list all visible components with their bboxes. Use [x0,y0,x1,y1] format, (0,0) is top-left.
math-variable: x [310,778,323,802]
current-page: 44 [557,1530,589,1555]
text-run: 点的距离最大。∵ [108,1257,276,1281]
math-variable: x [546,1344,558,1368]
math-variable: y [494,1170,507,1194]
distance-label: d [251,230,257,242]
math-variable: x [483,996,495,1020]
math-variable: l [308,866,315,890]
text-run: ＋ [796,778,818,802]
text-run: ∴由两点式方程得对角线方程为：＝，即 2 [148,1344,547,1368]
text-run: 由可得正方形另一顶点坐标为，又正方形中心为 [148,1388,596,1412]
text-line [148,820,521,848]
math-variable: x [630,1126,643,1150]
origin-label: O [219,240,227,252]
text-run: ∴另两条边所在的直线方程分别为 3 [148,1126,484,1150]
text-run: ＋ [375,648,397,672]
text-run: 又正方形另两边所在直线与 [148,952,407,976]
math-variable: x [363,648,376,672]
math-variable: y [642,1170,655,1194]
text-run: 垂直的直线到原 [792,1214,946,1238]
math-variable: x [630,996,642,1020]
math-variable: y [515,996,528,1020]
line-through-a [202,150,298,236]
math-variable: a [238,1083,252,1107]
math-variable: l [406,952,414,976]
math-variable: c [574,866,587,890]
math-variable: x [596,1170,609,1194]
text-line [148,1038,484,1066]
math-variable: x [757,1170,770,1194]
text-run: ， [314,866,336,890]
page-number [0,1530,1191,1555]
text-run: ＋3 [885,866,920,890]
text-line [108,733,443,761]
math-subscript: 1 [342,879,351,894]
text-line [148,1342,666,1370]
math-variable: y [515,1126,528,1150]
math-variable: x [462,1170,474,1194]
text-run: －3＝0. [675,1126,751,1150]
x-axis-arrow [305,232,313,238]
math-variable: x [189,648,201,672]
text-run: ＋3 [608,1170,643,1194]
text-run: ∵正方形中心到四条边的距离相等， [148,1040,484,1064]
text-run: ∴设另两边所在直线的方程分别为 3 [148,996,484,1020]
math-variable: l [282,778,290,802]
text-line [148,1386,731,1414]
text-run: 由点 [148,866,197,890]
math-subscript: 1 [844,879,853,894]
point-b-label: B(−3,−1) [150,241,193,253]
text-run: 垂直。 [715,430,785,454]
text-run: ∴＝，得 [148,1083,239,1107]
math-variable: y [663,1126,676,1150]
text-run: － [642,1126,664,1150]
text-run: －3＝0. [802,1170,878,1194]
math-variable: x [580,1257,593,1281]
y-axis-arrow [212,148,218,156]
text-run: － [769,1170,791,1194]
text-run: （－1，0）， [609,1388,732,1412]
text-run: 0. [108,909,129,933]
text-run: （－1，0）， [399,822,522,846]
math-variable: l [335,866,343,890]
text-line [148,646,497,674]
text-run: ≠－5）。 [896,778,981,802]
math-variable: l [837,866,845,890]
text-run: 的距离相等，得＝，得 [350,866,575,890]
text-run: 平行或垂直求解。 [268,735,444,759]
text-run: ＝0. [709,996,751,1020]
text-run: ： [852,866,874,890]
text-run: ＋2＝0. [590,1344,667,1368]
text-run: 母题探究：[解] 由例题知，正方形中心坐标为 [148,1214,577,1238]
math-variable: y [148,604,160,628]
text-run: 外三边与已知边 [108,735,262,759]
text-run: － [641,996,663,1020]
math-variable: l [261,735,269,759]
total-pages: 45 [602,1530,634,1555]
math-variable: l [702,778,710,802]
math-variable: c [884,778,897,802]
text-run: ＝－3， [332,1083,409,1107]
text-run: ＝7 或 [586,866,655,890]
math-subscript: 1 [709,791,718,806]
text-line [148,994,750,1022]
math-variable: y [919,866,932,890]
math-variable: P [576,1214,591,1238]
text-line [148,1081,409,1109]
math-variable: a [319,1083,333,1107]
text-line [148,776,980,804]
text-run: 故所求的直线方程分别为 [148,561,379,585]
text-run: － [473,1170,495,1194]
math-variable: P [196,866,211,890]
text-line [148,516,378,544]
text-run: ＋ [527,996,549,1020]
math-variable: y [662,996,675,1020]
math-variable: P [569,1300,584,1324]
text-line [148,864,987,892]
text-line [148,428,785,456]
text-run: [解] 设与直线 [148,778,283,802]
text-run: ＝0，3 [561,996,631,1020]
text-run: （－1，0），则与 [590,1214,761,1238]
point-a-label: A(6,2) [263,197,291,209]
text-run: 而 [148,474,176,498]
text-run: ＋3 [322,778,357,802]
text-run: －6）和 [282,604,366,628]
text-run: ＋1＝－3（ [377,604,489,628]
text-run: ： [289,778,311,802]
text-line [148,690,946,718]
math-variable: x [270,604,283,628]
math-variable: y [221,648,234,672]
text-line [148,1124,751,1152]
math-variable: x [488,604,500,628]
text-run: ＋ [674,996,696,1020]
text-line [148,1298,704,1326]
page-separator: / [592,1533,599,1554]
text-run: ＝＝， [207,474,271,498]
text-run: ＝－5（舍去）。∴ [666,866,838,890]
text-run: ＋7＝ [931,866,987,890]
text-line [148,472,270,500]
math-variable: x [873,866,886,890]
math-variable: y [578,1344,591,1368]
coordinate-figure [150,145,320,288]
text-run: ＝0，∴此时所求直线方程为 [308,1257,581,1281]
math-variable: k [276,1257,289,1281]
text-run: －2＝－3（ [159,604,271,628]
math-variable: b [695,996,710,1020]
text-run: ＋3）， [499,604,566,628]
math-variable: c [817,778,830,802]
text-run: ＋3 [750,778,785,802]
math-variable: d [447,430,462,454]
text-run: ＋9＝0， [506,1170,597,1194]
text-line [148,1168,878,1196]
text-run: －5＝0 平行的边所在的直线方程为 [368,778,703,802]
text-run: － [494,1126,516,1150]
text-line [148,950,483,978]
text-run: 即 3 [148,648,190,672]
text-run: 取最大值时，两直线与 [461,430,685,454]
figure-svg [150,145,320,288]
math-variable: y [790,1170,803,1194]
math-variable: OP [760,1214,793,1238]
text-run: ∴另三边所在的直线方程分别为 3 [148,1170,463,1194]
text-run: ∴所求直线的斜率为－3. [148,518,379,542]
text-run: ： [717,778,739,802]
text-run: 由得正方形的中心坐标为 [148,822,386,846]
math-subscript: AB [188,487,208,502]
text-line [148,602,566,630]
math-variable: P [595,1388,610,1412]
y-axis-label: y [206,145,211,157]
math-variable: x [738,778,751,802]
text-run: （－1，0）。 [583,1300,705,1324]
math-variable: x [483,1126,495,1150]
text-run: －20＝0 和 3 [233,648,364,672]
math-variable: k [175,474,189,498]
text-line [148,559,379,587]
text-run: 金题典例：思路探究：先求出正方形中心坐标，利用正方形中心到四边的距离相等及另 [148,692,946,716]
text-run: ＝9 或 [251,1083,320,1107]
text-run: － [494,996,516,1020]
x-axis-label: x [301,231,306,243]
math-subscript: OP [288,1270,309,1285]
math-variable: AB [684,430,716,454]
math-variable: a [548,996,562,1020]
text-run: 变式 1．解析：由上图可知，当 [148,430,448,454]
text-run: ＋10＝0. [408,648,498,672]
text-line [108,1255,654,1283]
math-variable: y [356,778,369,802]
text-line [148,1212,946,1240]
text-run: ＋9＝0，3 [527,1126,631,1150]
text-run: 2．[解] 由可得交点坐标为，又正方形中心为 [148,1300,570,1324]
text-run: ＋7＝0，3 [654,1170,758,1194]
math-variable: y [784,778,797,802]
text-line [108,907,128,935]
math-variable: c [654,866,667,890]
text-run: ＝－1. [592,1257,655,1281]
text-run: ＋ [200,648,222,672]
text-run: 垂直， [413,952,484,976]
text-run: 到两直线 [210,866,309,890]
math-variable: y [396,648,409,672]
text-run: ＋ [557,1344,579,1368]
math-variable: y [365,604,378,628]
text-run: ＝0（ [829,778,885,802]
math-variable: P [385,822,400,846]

━━━

== Exercise description ==
Give the records from their first line up to and including the line that contains "text-run: ＋ [796,778,818,802]" as a numbered list, leaving out any blank lines.

== Solution for this task ==
1. list all visible components with their bboxes. Use [x0,y0,x1,y1] format, (0,0) is top-left.
2. math-variable: x [310,778,323,802]
3. current-page: 44 [557,1530,589,1555]
4. text-run: 点的距离最大。∵ [108,1257,276,1281]
5. math-variable: x [546,1344,558,1368]
6. math-variable: y [494,1170,507,1194]
7. distance-label: d [251,230,257,242]
8. math-variable: x [483,996,495,1020]
9. math-variable: l [308,866,315,890]
10. text-run: ＋ [796,778,818,802]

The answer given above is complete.